[Chart and figure data]
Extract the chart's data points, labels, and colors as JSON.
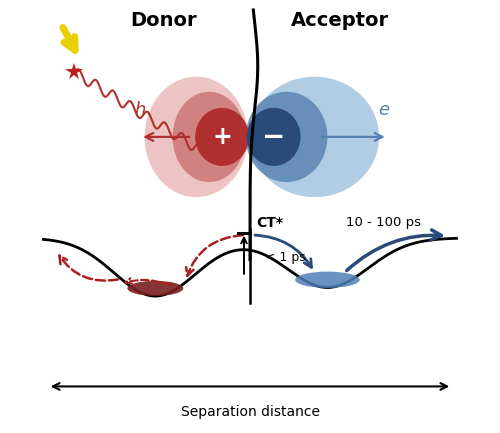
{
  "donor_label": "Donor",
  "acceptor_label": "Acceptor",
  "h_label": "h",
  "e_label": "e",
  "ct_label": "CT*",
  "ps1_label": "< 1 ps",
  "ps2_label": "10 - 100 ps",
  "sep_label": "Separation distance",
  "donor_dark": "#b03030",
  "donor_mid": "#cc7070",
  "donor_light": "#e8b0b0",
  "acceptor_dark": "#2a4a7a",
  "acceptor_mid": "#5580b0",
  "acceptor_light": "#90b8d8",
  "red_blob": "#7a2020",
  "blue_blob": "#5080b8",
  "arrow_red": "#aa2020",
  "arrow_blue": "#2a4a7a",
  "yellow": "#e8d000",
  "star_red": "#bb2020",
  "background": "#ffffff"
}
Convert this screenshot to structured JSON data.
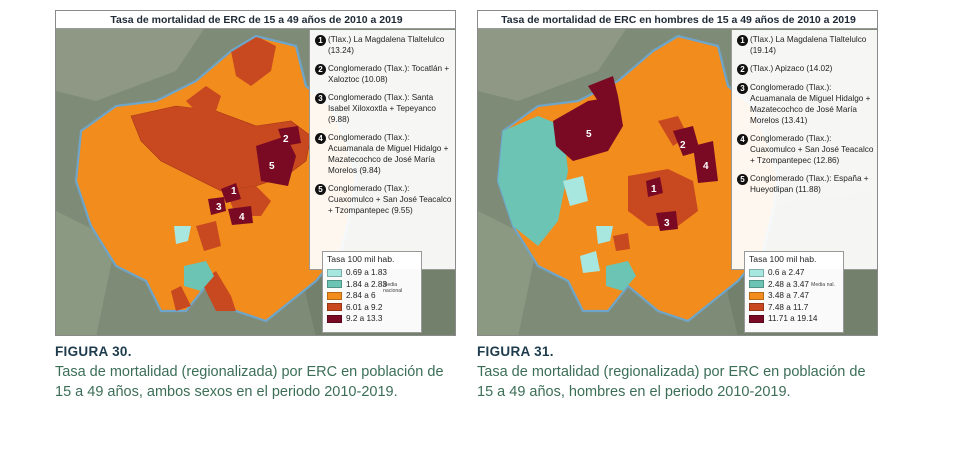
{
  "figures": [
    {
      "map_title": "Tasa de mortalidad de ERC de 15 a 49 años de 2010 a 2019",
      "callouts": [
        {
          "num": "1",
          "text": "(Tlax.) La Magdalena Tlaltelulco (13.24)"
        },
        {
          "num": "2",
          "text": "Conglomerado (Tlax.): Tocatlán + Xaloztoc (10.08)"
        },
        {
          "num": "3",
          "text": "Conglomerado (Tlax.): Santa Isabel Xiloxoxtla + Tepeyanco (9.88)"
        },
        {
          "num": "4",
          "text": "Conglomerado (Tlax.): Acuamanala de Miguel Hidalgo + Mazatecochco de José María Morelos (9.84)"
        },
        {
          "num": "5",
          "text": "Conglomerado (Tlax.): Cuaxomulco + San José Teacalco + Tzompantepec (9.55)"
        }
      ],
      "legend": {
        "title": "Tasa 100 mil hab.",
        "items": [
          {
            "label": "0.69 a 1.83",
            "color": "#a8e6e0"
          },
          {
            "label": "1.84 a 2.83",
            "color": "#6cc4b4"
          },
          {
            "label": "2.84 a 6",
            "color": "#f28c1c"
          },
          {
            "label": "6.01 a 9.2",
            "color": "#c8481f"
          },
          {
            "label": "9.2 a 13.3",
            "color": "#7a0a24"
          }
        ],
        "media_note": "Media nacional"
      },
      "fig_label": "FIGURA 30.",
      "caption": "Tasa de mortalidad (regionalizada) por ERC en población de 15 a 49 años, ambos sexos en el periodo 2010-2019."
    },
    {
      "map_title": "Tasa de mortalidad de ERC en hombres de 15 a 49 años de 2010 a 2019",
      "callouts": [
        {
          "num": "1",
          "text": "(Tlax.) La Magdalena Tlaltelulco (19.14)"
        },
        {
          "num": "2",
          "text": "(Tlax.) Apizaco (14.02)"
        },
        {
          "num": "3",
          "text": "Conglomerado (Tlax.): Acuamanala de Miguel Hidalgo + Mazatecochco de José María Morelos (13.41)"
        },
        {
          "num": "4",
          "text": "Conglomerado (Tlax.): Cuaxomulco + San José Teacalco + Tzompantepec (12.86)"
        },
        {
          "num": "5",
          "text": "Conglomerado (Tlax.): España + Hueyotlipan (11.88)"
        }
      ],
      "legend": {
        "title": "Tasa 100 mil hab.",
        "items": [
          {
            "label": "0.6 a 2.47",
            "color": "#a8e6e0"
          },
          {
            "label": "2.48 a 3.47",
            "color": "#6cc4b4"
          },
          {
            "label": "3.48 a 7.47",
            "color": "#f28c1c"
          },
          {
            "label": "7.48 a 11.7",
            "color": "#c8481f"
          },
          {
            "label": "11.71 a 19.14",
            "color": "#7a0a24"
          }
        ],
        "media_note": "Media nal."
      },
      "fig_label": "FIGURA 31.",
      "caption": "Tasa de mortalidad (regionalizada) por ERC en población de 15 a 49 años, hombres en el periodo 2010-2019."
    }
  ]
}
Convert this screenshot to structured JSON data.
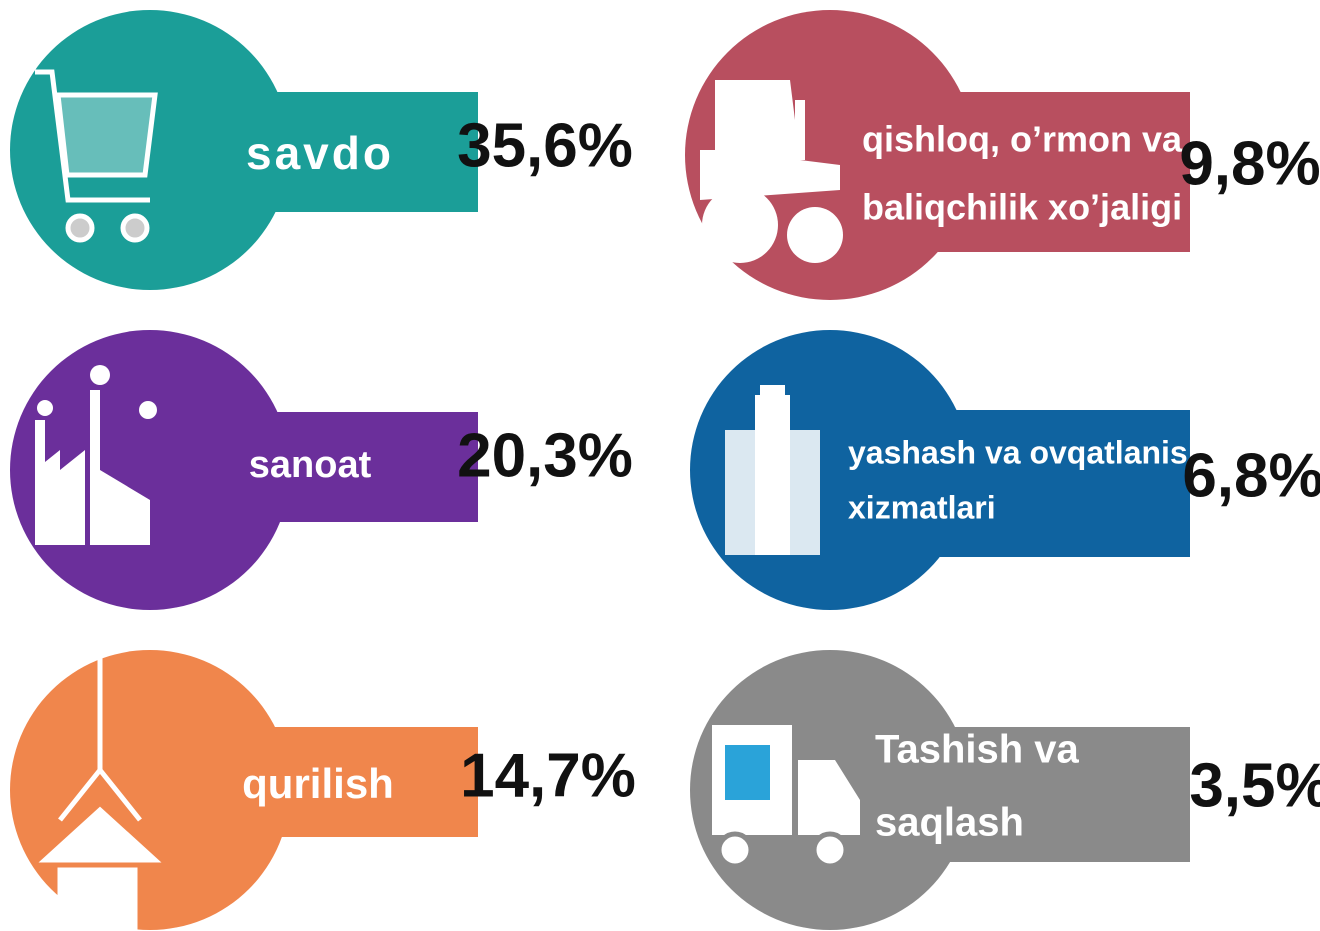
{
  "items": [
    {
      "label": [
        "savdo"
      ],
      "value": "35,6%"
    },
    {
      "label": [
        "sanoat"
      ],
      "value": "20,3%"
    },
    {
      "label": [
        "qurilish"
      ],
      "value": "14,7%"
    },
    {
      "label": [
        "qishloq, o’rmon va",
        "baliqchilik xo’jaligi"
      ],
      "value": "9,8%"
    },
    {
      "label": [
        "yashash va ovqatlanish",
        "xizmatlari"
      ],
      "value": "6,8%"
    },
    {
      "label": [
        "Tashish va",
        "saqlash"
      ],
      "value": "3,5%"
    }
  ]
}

**Problem to solve**. Reproduce each entry verbatim, excluding any embedded images.

**Exercise output**.
Extract the chart's data points, labels, and colors as JSON.
{
  "donor_label": "Donor",
  "acceptor_label": "Acceptor",
  "h_label": "h",
  "e_label": "e",
  "ct_label": "CT*",
  "ps1_label": "< 1 ps",
  "ps2_label": "10 - 100 ps",
  "sep_label": "Separation distance",
  "donor_dark": "#b03030",
  "donor_mid": "#cc7070",
  "donor_light": "#e8b0b0",
  "acceptor_dark": "#2a4a7a",
  "acceptor_mid": "#5580b0",
  "acceptor_light": "#90b8d8",
  "red_blob": "#7a2020",
  "blue_blob": "#5080b8",
  "arrow_red": "#aa2020",
  "arrow_blue": "#2a4a7a",
  "yellow": "#e8d000",
  "star_red": "#bb2020",
  "background": "#ffffff"
}
Convert this screenshot to structured JSON data.
{
  "figures": [
    {
      "map_title": "Tasa de mortalidad de ERC de 15 a 49 años de 2010 a 2019",
      "callouts": [
        {
          "num": "1",
          "text": "(Tlax.) La Magdalena Tlaltelulco (13.24)"
        },
        {
          "num": "2",
          "text": "Conglomerado (Tlax.): Tocatlán + Xaloztoc (10.08)"
        },
        {
          "num": "3",
          "text": "Conglomerado (Tlax.): Santa Isabel Xiloxoxtla + Tepeyanco (9.88)"
        },
        {
          "num": "4",
          "text": "Conglomerado (Tlax.): Acuamanala de Miguel Hidalgo + Mazatecochco de José María Morelos (9.84)"
        },
        {
          "num": "5",
          "text": "Conglomerado (Tlax.): Cuaxomulco + San José Teacalco + Tzompantepec (9.55)"
        }
      ],
      "legend": {
        "title": "Tasa 100 mil hab.",
        "items": [
          {
            "label": "0.69 a 1.83",
            "color": "#a8e6e0"
          },
          {
            "label": "1.84 a 2.83",
            "color": "#6cc4b4"
          },
          {
            "label": "2.84 a 6",
            "color": "#f28c1c"
          },
          {
            "label": "6.01 a 9.2",
            "color": "#c8481f"
          },
          {
            "label": "9.2 a 13.3",
            "color": "#7a0a24"
          }
        ],
        "media_note": "Media nacional"
      },
      "fig_label": "FIGURA 30.",
      "caption": "Tasa de mortalidad (regionalizada) por ERC en población de 15 a 49 años, ambos sexos en el periodo 2010-2019."
    },
    {
      "map_title": "Tasa de mortalidad de ERC en hombres de 15 a 49 años de 2010 a 2019",
      "callouts": [
        {
          "num": "1",
          "text": "(Tlax.) La Magdalena Tlaltelulco (19.14)"
        },
        {
          "num": "2",
          "text": "(Tlax.) Apizaco (14.02)"
        },
        {
          "num": "3",
          "text": "Conglomerado (Tlax.): Acuamanala de Miguel Hidalgo + Mazatecochco de José María Morelos (13.41)"
        },
        {
          "num": "4",
          "text": "Conglomerado (Tlax.): Cuaxomulco + San José Teacalco + Tzompantepec (12.86)"
        },
        {
          "num": "5",
          "text": "Conglomerado (Tlax.): España + Hueyotlipan (11.88)"
        }
      ],
      "legend": {
        "title": "Tasa 100 mil hab.",
        "items": [
          {
            "label": "0.6 a 2.47",
            "color": "#a8e6e0"
          },
          {
            "label": "2.48 a 3.47",
            "color": "#6cc4b4"
          },
          {
            "label": "3.48 a 7.47",
            "color": "#f28c1c"
          },
          {
            "label": "7.48 a 11.7",
            "color": "#c8481f"
          },
          {
            "label": "11.71 a 19.14",
            "color": "#7a0a24"
          }
        ],
        "media_note": "Media nal."
      },
      "fig_label": "FIGURA 31.",
      "caption": "Tasa de mortalidad (regionalizada) por ERC en población de 15 a 49 años, hombres en el periodo 2010-2019."
    }
  ]
}
Convert this screenshot to structured JSON data.
{
  "items": [
    {
      "label": [
        "savdo"
      ],
      "value": "35,6%"
    },
    {
      "label": [
        "sanoat"
      ],
      "value": "20,3%"
    },
    {
      "label": [
        "qurilish"
      ],
      "value": "14,7%"
    },
    {
      "label": [
        "qishloq, o’rmon va",
        "baliqchilik xo’jaligi"
      ],
      "value": "9,8%"
    },
    {
      "label": [
        "yashash va ovqatlanish",
        "xizmatlari"
      ],
      "value": "6,8%"
    },
    {
      "label": [
        "Tashish va",
        "saqlash"
      ],
      "value": "3,5%"
    }
  ]
}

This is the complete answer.